INSTRUCTIONS TO FOLLOW
Omit the pictures, then write out every entry exactly as it reads.

· · · · ·

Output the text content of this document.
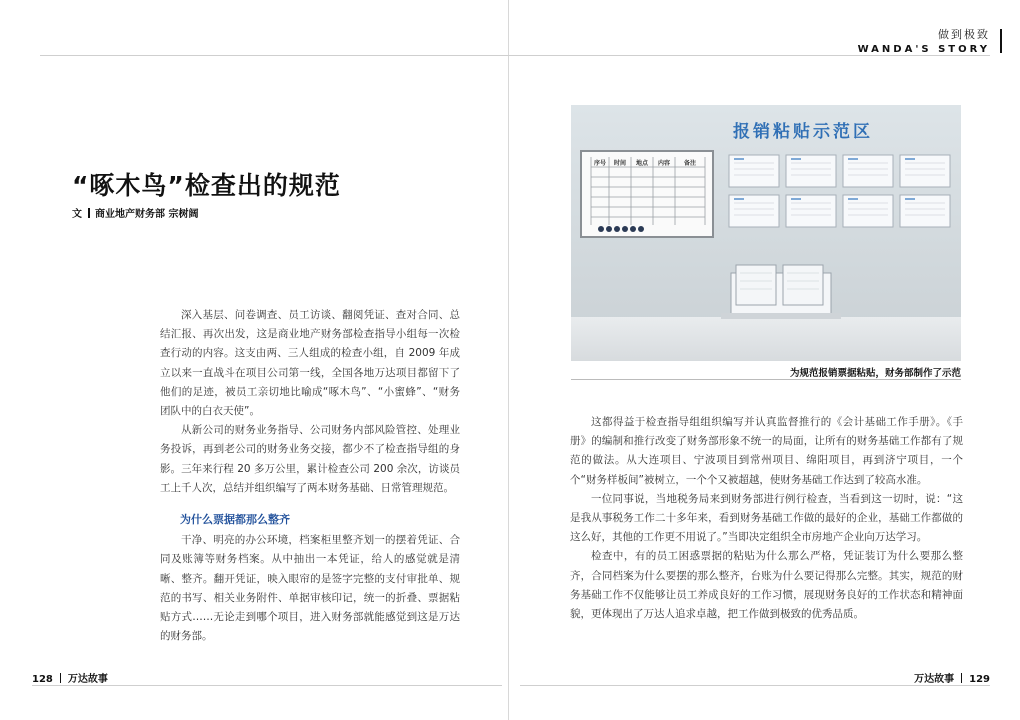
做到极致
WANDA'S STORY
“啄木鸟”检查出的规范
文 商业地产财务部 宗树阔

深入基层、问卷调查、员工访谈、翻阅凭证、查对合同、总结汇报、再次出发，这是商业地产财务部检查指导小组每一次检查行动的内容。这支由两、三人组成的检查小组，自 2009 年成立以来一直战斗在项目公司第一线，全国各地万达项目都留下了他们的足迹，被员工亲切地比喻成“啄木鸟”、“小蜜蜂”、“财务团队中的白衣天使”。

从新公司的财务业务指导、公司财务内部风险管控、处理业务投诉，再到老公司的财务业务交接，都少不了检查指导组的身影。三年来行程 20 多万公里，累计检查公司 200 余次，访谈员工上千人次，总结并组织编写了两本财务基础、日常管理规范。

为什么票据都那么整齐

干净、明亮的办公环境，档案柜里整齐划一的摆着凭证、合同及账簿等财务档案。从中抽出一本凭证，给人的感觉就是清晰、整齐。翻开凭证，映入眼帘的是签字完整的支付审批单、规范的书写、相关业务附件、单据审核印记，统一的折叠、票据粘贴方式……无论走到哪个项目，进入财务部就能感觉到这是万达的财务部。

报销粘贴示范区
序号 时间 地点 内容 备注
为规范报销票据粘贴，财务部制作了示范

这都得益于检查指导组组织编写并认真监督推行的《会计基础工作手册》。《手册》的编制和推行改变了财务部形象不统一的局面，让所有的财务基础工作都有了规范的做法。从大连项目、宁波项目到常州项目、绵阳项目，再到济宁项目，一个个“财务样板间”被树立，一个个又被超越，使财务基础工作达到了较高水准。

一位同事说，当地税务局来到财务部进行例行检查，当看到这一切时，说：“这是我从事税务工作二十多年来，看到财务基础工作做的最好的企业，基础工作都做的这么好，其他的工作更不用说了。”当即决定组织全市房地产企业向万达学习。

检查中，有的员工困惑票据的粘贴为什么那么严格，凭证装订为什么要那么整齐，合同档案为什么要摆的那么整齐，台账为什么要记得那么完整。其实，规范的财务基础工作不仅能够让员工养成良好的工作习惯，展现财务良好的工作状态和精神面貌，更体现出了万达人追求卓越，把工作做到极致的优秀品质。

128 万达故事	万达故事 129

· · · · ·

FINAL RESULT
Output the text content of this document.
做到极致
WANDA'S STORY
“啄木鸟”检查出的规范
文 商业地产财务部 宗树阔

深入基层、问卷调查、员工访谈、翻阅凭证、查对合同、总结汇报、再次出发，这是商业地产财务部检查指导小组每一次检查行动的内容。这支由两、三人组成的检查小组，自 2009 年成立以来一直战斗在项目公司第一线，全国各地万达项目都留下了他们的足迹，被员工亲切地比喻成“啄木鸟”、“小蜜蜂”、“财务团队中的白衣天使”。

从新公司的财务业务指导、公司财务内部风险管控、处理业务投诉，再到老公司的财务业务交接，都少不了检查指导组的身影。三年来行程 20 多万公里，累计检查公司 200 余次，访谈员工上千人次，总结并组织编写了两本财务基础、日常管理规范。

为什么票据都那么整齐

干净、明亮的办公环境，档案柜里整齐划一的摆着凭证、合同及账簿等财务档案。从中抽出一本凭证，给人的感觉就是清晰、整齐。翻开凭证，映入眼帘的是签字完整的支付审批单、规范的书写、相关业务附件、单据审核印记，统一的折叠、票据粘贴方式……无论走到哪个项目，进入财务部就能感觉到这是万达的财务部。

报销粘贴示范区
序号 时间 地点 内容 备注
为规范报销票据粘贴，财务部制作了示范

这都得益于检查指导组组织编写并认真监督推行的《会计基础工作手册》。《手册》的编制和推行改变了财务部形象不统一的局面，让所有的财务基础工作都有了规范的做法。从大连项目、宁波项目到常州项目、绵阳项目，再到济宁项目，一个个“财务样板间”被树立，一个个又被超越，使财务基础工作达到了较高水准。

一位同事说，当地税务局来到财务部进行例行检查，当看到这一切时，说：“这是我从事税务工作二十多年来，看到财务基础工作做的最好的企业，基础工作都做的这么好，其他的工作更不用说了。”当即决定组织全市房地产企业向万达学习。

检查中，有的员工困惑票据的粘贴为什么那么严格，凭证装订为什么要那么整齐，合同档案为什么要摆的那么整齐，台账为什么要记得那么完整。其实，规范的财务基础工作不仅能够让员工养成良好的工作习惯，展现财务良好的工作状态和精神面貌，更体现出了万达人追求卓越，把工作做到极致的优秀品质。

128 万达故事	万达故事 129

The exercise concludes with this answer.